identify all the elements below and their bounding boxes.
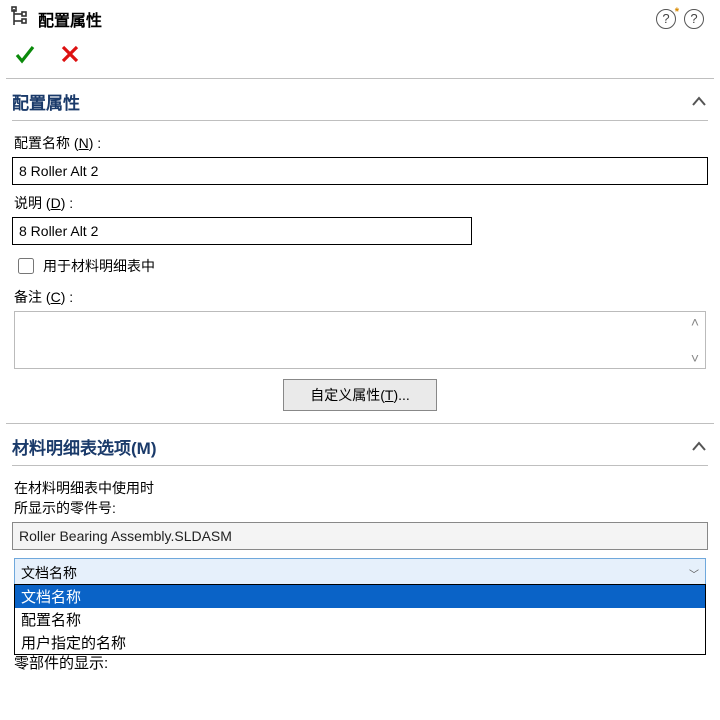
config-props-section: 配置属性 配置名称 (N) : 说明 (D) : 用于材料明细表中 备注 (C)… bbox=[0, 79, 720, 423]
part-name-source-dropdown[interactable]: 文档名称 ﹀ 文档名称 配置名称 用户指定的名称 bbox=[14, 558, 706, 588]
textarea-scrollbar[interactable]: ˄ ˅ bbox=[686, 314, 704, 366]
bom-options-header[interactable]: 材料明细表选项(M) bbox=[12, 434, 708, 466]
panel-header: 配置属性 ? * ? bbox=[0, 0, 720, 39]
part-number-display bbox=[12, 522, 708, 550]
bom-options-section: 材料明细表选项(M) 在材料明细表中使用时 所显示的零件号: 文档名称 ﹀ 文档… bbox=[0, 424, 720, 679]
bom-usage-line2: 所显示的零件号: bbox=[14, 498, 706, 518]
use-in-bom-label: 用于材料明细表中 bbox=[43, 256, 155, 276]
description-label: 说明 (D) : bbox=[14, 193, 706, 213]
custom-properties-button[interactable]: 自定义属性(T)... bbox=[283, 379, 437, 411]
dropdown-option-config-name[interactable]: 配置名称 bbox=[15, 608, 705, 631]
help-icon[interactable]: ? bbox=[684, 9, 704, 29]
chevron-down-icon: ﹀ bbox=[689, 566, 699, 581]
description-input[interactable] bbox=[12, 217, 472, 245]
help-star-icon[interactable]: ? * bbox=[656, 9, 676, 29]
config-name-input[interactable] bbox=[12, 157, 708, 185]
use-in-bom-row[interactable]: 用于材料明细表中 bbox=[14, 255, 706, 277]
config-props-header[interactable]: 配置属性 bbox=[12, 89, 708, 121]
chevron-up-icon[interactable] bbox=[690, 438, 708, 456]
component-display-label: 零部件的显示: bbox=[14, 652, 706, 673]
use-in-bom-checkbox[interactable] bbox=[18, 258, 34, 274]
notes-label: 备注 (C) : bbox=[14, 287, 706, 307]
action-row bbox=[0, 39, 720, 78]
notes-textarea[interactable]: ˄ ˅ bbox=[14, 311, 706, 369]
scroll-up-icon[interactable]: ˄ bbox=[691, 314, 699, 330]
star-icon: * bbox=[675, 6, 679, 18]
config-name-label: 配置名称 (N) : bbox=[14, 133, 706, 153]
cancel-button[interactable] bbox=[60, 44, 80, 67]
bom-options-title: 材料明细表选项(M) bbox=[12, 434, 156, 459]
chevron-up-icon[interactable] bbox=[690, 93, 708, 111]
dropdown-option-document-name[interactable]: 文档名称 bbox=[15, 585, 705, 608]
config-tree-icon bbox=[10, 6, 32, 31]
dropdown-selected-label: 文档名称 bbox=[21, 563, 77, 583]
scroll-down-icon[interactable]: ˅ bbox=[691, 350, 699, 366]
dropdown-option-user-specified[interactable]: 用户指定的名称 bbox=[15, 631, 705, 654]
ok-button[interactable] bbox=[14, 43, 36, 68]
dropdown-list: 文档名称 配置名称 用户指定的名称 bbox=[14, 584, 706, 655]
panel-title: 配置属性 bbox=[38, 7, 102, 31]
bom-usage-line1: 在材料明细表中使用时 bbox=[14, 478, 706, 498]
config-props-title: 配置属性 bbox=[12, 89, 80, 114]
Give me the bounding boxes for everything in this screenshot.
--------------------
▸ **TASK DIRECTIONS**
Convert the listing above into a JSON list of strings with one string per line. Skip blank lines and leave the picture out.

▸ **FULL OUTPUT**
[
  "identify all the elements below and their bounding boxes.",
  "config-props-section: 配置属性 配置名称 (N) : 说明 (D) : 用于材料明细表中 备注 (C)… bbox=[0, 79, 720, 423]",
  "part-name-source-dropdown[interactable]: 文档名称 ﹀ 文档名称 配置名称 用户指定的名称 bbox=[14, 558, 706, 588]",
  "textarea-scrollbar[interactable]: ˄ ˅ bbox=[686, 314, 704, 366]",
  "bom-options-header[interactable]: 材料明细表选项(M) bbox=[12, 434, 708, 466]",
  "panel-header: 配置属性 ? * ? bbox=[0, 0, 720, 39]",
  "part-number-display bbox=[12, 522, 708, 550]",
  "bom-options-section: 材料明细表选项(M) 在材料明细表中使用时 所显示的零件号: 文档名称 ﹀ 文档… bbox=[0, 424, 720, 679]",
  "bom-usage-line2: 所显示的零件号: bbox=[14, 498, 706, 518]",
  "use-in-bom-label: 用于材料明细表中 bbox=[43, 256, 155, 276]",
  "description-label: 说明 (D) : bbox=[14, 193, 706, 213]",
  "custom-properties-button[interactable]: 自定义属性(T)... bbox=[283, 379, 437, 411]",
  "dropdown-option-config-name[interactable]: 配置名称 bbox=[15, 608, 705, 631]",
  "help-icon[interactable]: ? bbox=[684, 9, 704, 29]",
  "chevron-down-icon: ﹀ bbox=[689, 566, 699, 581]",
  "description-input[interactable] bbox=[12, 217, 472, 245]",
  "help-star-icon[interactable]: ? * bbox=[656, 9, 676, 29]",
  "config-name-input[interactable] bbox=[12, 157, 708, 185]",
  "use-in-bom-row[interactable]: 用于材料明细表中 bbox=[14, 255, 706, 277]",
  "config-props-header[interactable]: 配置属性 bbox=[12, 89, 708, 121]",
  "chevron-up-icon[interactable] bbox=[690, 438, 708, 456]",
  "component-display-label: 零部件的显示: bbox=[14, 652, 706, 673]",
  "use-in-bom-checkbox[interactable] bbox=[18, 258, 34, 274]",
  "notes-label: 备注 (C) : bbox=[14, 287, 706, 307]",
  "action-row bbox=[0, 39, 720, 78]",
  "notes-textarea[interactable]: ˄ ˅ bbox=[14, 311, 706, 369]",
  "scroll-up-icon[interactable]: ˄ bbox=[691, 314, 699, 330]",
  "star-icon: * bbox=[675, 6, 679, 18]",
  "config-name-label: 配置名称 (N) : bbox=[14, 133, 706, 153]",
  "cancel-button[interactable] bbox=[60, 44, 80, 67]",
  "bom-options-title: 材料明细表选项(M) bbox=[12, 434, 156, 459]",
  "chevron-up-icon[interactable] bbox=[690, 93, 708, 111]",
  "dropdown-option-document-name[interactable]: 文档名称 bbox=[15, 585, 705, 608]",
  "config-tree-icon bbox=[10, 6, 32, 31]",
  "dropdown-selected-label: 文档名称 bbox=[21, 563, 77, 583]",
  "scroll-down-icon[interactable]: ˅ bbox=[691, 350, 699, 366]",
  "dropdown-option-user-specified[interactable]: 用户指定的名称 bbox=[15, 631, 705, 654]",
  "ok-button[interactable] bbox=[14, 43, 36, 68]",
  "dropdown-list: 文档名称 配置名称 用户指定的名称 bbox=[14, 584, 706, 655]",
  "panel-title: 配置属性 bbox=[38, 7, 102, 31]",
  "bom-usage-line1: 在材料明细表中使用时 bbox=[14, 478, 706, 498]",
  "config-props-title: 配置属性 bbox=[12, 89, 80, 114]",
  "Give me the bounding boxes for everything in this screenshot."
]